# Forgotten Eircom.net password



## Determined (19 Apr 2012)

Ages ago I had an eircom line and thus obtained an eircom webmail account. It is the default e-mail I have used for years which everyone knows etc etc

Last week for some reason the mail application on my laptop forgot the password and as such I can't access it in that way.

I can log in via webpage or on my phone as they have "remembered" the password which obviously I can't.

There is no way of resetting my password online and after finally getting to speak to a human being in some Eircom office she intoned I was a fool and she couldn't do anything to help me and that I need to contact my current service provider so that they can reset my password.

Now this doesn't make any sense to me and I'm now with Upc so don't particularly want to waste two days of my life on hold to them.

Besides imagine I was a free living twenty something travelling the world with no fixed connection (if only) what would I do then ??

Does this make sense to anyone ??

TIA


----------



## Mystic Oil (19 Apr 2012)

Any help?

http://www.nirsoft.net/password_recovery_tools.html

Various password recovery tools there.


----------



## Jim2007 (19 Apr 2012)

Well there seem to be an option on this page to reset a web mail password: http://www.eircom.net/about/contact/


----------



## gipimann (19 Apr 2012)

It appears that eircom will only allow you to change a password (within Webmail) if you're logged on using eircom as an ISP.

I have an eircom mail account, but am not with eircom, and I don't have the option to change password within webmail which is explained in the "help" section in webmail.

If you had wi-fi on your phone, and found a hotspot that uses eircom as an ISP, you might be able to access the change password option (under the Preferences Tab) via webmail?


----------

Entries provided »

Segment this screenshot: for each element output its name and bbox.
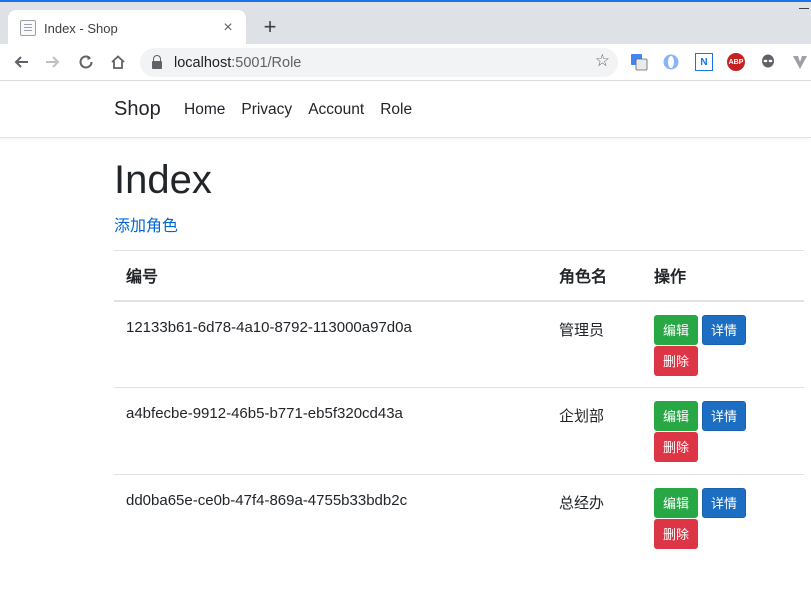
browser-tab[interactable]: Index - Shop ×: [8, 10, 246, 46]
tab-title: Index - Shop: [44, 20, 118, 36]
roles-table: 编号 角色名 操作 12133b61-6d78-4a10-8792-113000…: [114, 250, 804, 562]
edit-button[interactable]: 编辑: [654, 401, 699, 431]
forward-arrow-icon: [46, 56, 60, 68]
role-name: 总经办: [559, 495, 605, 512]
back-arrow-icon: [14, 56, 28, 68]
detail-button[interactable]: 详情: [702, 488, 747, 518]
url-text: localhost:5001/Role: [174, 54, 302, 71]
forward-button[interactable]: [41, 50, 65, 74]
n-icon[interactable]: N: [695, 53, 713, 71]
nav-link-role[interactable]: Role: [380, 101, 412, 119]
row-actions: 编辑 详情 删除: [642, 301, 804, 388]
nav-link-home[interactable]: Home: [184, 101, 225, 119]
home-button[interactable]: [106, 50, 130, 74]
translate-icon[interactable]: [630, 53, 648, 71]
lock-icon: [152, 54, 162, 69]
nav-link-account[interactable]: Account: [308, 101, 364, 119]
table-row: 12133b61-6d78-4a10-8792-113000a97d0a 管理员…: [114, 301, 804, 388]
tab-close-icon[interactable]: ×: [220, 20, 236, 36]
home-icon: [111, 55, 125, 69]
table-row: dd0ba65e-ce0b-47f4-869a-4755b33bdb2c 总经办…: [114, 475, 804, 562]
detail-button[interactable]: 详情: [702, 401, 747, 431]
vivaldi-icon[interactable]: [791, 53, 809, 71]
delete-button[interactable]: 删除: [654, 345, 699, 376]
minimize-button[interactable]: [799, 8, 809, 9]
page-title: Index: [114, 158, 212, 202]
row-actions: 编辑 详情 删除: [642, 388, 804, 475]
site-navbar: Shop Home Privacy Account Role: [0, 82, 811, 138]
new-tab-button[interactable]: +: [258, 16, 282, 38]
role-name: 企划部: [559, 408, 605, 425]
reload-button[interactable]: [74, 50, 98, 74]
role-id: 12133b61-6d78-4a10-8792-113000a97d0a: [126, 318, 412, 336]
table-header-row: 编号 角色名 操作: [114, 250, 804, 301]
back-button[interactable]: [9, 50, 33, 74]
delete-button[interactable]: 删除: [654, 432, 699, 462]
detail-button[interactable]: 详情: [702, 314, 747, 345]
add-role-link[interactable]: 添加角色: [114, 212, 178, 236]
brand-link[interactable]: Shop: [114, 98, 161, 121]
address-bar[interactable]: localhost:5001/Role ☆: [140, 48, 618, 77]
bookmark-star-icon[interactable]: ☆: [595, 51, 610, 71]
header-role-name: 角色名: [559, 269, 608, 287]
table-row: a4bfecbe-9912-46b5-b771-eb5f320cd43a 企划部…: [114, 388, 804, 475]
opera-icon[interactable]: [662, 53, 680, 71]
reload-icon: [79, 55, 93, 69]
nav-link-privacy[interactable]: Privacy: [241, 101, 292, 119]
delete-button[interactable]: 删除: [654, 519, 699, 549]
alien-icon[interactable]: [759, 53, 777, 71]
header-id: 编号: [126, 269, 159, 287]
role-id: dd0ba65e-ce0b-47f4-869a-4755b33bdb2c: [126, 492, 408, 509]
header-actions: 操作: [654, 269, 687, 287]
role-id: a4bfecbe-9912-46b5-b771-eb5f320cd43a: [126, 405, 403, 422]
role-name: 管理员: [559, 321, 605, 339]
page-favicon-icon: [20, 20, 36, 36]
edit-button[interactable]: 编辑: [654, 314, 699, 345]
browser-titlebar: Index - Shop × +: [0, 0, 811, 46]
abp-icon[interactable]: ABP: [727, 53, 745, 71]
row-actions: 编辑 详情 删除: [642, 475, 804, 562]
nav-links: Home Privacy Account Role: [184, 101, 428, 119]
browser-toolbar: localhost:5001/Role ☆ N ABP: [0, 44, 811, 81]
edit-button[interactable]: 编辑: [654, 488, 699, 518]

Exercise aim » In the forum thread about the forgotten Eircom.net password, why does gipimann suggest using a phone on a Wi-Fi hotspot that runs on eircom as an ISP? Answer in one to three sentences.

Solution to the problem » Gipimann says eircom seems to let you change a webmail password only when you're logged on through eircom as your ISP. Gipimann isn't with eircom and doesn't have that option. Going through an eircom hotspot might unlock the change password option under the Preferences tab in webmail.